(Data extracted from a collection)
● ● ● ●
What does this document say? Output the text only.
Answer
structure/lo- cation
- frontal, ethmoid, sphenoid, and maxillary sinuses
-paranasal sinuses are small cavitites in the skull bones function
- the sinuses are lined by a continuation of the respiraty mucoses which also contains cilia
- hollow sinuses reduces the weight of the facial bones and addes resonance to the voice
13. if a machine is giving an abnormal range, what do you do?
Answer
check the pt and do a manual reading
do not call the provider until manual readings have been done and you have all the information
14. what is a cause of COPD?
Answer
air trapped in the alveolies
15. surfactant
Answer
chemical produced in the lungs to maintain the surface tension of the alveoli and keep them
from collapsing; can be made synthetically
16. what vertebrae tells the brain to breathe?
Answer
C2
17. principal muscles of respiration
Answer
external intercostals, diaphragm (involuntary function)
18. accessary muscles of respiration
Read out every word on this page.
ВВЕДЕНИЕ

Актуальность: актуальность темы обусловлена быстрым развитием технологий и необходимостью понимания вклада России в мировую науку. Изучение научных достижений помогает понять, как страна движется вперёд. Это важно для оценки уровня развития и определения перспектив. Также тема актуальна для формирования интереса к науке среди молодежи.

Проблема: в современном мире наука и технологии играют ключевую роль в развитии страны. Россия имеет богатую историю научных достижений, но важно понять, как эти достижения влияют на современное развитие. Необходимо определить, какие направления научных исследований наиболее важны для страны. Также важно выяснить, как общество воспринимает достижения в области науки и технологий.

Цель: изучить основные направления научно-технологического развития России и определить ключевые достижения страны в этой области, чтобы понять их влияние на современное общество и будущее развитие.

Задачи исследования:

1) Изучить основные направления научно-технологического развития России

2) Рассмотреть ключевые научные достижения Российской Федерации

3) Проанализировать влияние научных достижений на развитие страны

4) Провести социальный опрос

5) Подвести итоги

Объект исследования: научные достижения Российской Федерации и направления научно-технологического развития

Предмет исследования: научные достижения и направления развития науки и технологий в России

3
● ● ● ●
▶ Exercise prompt
Within the entries above, how many lines contain "влияние"? Respond with the number only.

▶ Task answer
2